++++ Passage shown ++++

I stood there in what should have been a Kodak moment: a brilliantly colored fall woods, the angled mid-day sun glinting through the trees, a walk in the woods for several hours, thanking God for strength and health and my many blessings and dragging a deer back to camp. I had seen dozens of amazing looking mushrooms including a new growth of sulphur shelf on a large dead oak tree that I later harvested. Instead of feeling that euphoria of fall, I was feeling dejected. I felt my eyes starting to water up but stuffed it back. I hung my head looking at my bow against a backdrop of the mosaic of leaves on the forest floor. I looked upward. “Why?” “Why, when given this passion for archery and hunting, and why when I prepare 110% for it, and why when everything goes right, does it end up like this?”

I’ve asked that question a hundred times about various things over my lifetime. Today’s Why was not as grave as past queries, but I am serious about my bowhunting. I come to it ready and confident. I teach others about being fully prepared. I have been blessed with harvests each year, but not today.

++++ Material supplied ++++

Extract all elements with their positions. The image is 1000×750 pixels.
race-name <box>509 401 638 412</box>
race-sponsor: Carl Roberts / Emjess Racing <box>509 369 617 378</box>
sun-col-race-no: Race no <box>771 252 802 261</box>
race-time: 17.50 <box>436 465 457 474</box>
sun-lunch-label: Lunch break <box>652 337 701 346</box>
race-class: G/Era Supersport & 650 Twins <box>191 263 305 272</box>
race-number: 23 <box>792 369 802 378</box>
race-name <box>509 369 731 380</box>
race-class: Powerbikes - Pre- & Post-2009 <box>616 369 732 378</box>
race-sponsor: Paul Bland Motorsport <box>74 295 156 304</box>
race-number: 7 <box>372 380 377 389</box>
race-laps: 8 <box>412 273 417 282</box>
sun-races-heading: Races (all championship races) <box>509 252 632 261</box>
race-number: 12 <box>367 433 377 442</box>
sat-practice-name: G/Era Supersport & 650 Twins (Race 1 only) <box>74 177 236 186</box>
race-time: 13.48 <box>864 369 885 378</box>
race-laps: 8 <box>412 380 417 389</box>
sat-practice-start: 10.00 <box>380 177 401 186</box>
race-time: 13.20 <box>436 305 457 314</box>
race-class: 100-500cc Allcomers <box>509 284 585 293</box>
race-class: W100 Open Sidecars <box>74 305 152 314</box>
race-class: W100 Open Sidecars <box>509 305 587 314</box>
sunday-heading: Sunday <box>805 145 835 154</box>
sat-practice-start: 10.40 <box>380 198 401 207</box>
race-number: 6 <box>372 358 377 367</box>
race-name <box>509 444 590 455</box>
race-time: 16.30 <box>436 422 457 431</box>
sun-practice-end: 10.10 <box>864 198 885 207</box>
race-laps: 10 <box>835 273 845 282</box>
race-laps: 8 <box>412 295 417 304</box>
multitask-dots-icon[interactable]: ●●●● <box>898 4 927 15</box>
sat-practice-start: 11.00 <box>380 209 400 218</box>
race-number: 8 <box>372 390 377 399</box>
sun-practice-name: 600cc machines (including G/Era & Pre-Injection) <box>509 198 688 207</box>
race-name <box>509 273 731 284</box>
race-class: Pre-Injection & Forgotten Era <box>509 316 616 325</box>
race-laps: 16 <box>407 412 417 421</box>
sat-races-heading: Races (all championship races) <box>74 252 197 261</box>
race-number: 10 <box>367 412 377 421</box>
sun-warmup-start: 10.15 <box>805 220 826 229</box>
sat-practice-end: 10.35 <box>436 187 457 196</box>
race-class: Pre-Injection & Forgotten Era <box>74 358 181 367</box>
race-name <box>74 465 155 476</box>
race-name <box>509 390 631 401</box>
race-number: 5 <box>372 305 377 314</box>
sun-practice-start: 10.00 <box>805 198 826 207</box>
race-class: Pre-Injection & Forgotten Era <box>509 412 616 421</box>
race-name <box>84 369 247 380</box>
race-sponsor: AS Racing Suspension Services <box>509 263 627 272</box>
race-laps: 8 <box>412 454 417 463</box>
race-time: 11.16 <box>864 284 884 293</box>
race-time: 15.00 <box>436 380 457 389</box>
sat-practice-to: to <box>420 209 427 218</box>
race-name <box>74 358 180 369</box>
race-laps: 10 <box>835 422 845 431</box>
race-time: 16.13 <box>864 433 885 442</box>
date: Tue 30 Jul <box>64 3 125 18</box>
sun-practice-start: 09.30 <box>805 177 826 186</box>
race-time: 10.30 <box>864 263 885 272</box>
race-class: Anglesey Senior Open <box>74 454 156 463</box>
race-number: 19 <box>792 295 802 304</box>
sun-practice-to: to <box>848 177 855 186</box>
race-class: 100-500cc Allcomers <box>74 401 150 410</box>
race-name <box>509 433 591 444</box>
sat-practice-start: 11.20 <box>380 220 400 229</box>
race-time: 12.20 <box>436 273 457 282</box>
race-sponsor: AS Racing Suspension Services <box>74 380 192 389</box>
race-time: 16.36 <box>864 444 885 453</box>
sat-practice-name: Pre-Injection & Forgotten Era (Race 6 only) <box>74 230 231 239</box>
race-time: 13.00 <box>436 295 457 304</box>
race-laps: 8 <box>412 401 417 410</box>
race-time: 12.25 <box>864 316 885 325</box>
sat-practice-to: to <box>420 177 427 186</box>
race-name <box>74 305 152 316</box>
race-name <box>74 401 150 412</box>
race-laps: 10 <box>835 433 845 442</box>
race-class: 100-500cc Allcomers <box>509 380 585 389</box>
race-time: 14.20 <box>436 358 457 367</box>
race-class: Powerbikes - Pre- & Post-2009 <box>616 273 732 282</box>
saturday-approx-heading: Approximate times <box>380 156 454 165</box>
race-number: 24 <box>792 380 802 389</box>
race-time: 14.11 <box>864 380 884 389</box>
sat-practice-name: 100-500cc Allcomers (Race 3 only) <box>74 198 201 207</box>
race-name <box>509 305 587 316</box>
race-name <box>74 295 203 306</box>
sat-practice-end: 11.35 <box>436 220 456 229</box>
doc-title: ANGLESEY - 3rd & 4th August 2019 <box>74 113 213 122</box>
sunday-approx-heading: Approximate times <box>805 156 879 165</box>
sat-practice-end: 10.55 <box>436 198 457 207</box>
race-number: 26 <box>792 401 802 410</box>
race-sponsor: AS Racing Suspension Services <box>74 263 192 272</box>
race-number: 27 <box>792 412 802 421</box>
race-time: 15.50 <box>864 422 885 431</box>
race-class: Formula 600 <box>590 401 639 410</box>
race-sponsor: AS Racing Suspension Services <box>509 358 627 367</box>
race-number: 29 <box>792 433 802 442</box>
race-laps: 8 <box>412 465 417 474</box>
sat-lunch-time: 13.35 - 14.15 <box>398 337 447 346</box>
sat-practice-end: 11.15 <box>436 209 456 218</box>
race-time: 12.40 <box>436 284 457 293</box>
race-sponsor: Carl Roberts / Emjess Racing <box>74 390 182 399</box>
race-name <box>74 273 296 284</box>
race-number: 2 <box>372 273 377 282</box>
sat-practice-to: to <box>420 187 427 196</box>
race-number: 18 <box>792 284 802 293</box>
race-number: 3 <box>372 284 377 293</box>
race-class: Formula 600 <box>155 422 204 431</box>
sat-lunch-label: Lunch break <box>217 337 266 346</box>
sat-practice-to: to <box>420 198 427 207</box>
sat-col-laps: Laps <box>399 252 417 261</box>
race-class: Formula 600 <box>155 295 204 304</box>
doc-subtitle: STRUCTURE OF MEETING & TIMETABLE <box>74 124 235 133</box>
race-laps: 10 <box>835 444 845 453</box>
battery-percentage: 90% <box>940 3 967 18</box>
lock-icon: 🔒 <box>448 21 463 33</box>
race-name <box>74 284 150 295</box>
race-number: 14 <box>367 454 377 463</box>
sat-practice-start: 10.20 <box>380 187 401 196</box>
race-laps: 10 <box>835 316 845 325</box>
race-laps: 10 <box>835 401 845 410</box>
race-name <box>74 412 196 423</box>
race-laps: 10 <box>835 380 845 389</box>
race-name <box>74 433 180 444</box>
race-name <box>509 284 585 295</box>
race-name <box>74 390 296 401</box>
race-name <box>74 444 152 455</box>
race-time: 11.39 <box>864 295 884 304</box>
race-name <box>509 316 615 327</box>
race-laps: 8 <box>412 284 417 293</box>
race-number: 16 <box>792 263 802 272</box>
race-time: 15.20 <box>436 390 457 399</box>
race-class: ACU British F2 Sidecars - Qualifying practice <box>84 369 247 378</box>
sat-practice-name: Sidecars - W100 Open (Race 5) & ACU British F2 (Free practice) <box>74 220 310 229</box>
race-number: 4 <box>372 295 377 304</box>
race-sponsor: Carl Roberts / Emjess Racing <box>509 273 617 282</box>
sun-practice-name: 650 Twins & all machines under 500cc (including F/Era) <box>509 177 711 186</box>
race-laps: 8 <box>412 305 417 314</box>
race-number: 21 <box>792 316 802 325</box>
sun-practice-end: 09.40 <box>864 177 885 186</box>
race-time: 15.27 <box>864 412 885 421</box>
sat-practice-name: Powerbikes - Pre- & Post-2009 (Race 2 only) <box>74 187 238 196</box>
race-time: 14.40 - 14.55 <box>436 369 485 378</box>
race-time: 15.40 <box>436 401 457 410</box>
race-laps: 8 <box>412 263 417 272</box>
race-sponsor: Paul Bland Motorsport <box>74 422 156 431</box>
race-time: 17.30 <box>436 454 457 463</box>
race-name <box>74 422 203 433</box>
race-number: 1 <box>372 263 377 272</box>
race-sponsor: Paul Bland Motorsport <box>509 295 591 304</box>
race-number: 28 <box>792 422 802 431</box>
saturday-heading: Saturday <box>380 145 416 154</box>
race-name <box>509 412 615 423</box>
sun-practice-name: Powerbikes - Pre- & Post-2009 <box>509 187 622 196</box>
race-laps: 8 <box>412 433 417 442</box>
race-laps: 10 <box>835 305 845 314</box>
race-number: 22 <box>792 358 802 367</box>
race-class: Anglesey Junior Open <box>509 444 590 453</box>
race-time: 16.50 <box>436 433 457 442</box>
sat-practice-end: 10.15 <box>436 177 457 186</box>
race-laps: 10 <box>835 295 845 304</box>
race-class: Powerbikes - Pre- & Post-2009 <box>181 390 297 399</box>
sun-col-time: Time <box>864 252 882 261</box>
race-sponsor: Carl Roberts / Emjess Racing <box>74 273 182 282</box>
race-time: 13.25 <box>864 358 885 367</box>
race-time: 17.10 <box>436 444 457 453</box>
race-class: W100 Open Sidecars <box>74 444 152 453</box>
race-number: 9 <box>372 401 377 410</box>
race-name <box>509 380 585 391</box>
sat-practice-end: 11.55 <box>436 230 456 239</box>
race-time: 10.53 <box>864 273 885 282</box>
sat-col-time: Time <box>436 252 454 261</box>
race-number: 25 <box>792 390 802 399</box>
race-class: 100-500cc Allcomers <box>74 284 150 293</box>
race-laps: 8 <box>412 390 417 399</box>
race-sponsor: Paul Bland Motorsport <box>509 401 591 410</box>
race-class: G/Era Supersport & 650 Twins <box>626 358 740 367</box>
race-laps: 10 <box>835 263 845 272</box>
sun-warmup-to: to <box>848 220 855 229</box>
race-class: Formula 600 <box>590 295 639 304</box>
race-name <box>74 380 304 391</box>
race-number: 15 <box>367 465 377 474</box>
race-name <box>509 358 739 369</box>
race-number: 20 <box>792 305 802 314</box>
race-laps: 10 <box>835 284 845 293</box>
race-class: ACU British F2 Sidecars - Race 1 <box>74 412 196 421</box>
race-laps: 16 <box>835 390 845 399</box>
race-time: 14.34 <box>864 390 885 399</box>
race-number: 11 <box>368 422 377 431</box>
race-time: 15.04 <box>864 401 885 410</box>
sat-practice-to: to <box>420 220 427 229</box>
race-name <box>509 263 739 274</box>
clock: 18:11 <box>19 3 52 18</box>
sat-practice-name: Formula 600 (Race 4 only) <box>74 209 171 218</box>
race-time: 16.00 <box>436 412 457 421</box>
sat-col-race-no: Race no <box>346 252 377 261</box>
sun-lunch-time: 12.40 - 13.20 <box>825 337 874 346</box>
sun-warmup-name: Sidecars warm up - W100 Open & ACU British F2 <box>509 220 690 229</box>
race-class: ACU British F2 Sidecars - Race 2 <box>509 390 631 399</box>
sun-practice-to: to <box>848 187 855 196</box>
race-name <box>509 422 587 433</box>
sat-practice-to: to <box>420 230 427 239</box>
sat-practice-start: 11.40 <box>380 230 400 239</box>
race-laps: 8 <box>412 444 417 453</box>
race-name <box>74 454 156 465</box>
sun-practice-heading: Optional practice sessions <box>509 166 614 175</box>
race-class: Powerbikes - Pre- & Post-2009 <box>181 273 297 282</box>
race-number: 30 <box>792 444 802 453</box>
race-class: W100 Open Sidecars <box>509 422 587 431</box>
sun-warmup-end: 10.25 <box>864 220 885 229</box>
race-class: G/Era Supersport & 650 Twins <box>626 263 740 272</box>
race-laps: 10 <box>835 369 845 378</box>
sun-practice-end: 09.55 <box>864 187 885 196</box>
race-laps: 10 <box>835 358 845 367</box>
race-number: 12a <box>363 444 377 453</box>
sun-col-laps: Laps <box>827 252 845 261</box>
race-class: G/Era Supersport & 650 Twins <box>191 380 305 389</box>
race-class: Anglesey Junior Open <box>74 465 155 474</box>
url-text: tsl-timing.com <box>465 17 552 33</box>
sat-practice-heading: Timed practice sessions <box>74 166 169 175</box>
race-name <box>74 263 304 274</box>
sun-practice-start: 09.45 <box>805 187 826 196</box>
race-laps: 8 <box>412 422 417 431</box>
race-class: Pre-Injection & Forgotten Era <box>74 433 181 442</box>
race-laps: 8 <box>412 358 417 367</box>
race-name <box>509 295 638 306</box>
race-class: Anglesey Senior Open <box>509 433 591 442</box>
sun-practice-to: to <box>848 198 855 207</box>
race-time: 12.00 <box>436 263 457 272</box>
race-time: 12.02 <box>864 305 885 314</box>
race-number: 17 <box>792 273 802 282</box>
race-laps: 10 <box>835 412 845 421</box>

++++

Aim:
Resume the bowhunting reflection above, writing on from its last sentence.

Response to this exercise:
The evening before I sat on the “black squirrel” tree stand. I had been taunted by this wee black rodent for several days. I have arrowed squirrels before, but ever since I saw my first black squirrel in Alabama, I have wanted to get one and have it mounted by my taxidermist. They are very unique. I had never seen a black squirrel in my ten years of owning my land. The oak ridge was the black squirrel’s range and it seemed the center of that range was the oak tree in which my tree stand hung. The critter never got closer than 30 yards, and I was not confident to shoot something that tiny at that distance. And now there he was again. I had debated whether to harvest him if given the opportunity, or let him procreate so I could have a herd of black squirrels and hence better odds at killing one in the future. That evening, the squirrel appeared, did his lap around me tree at 30-40 yards and was gone.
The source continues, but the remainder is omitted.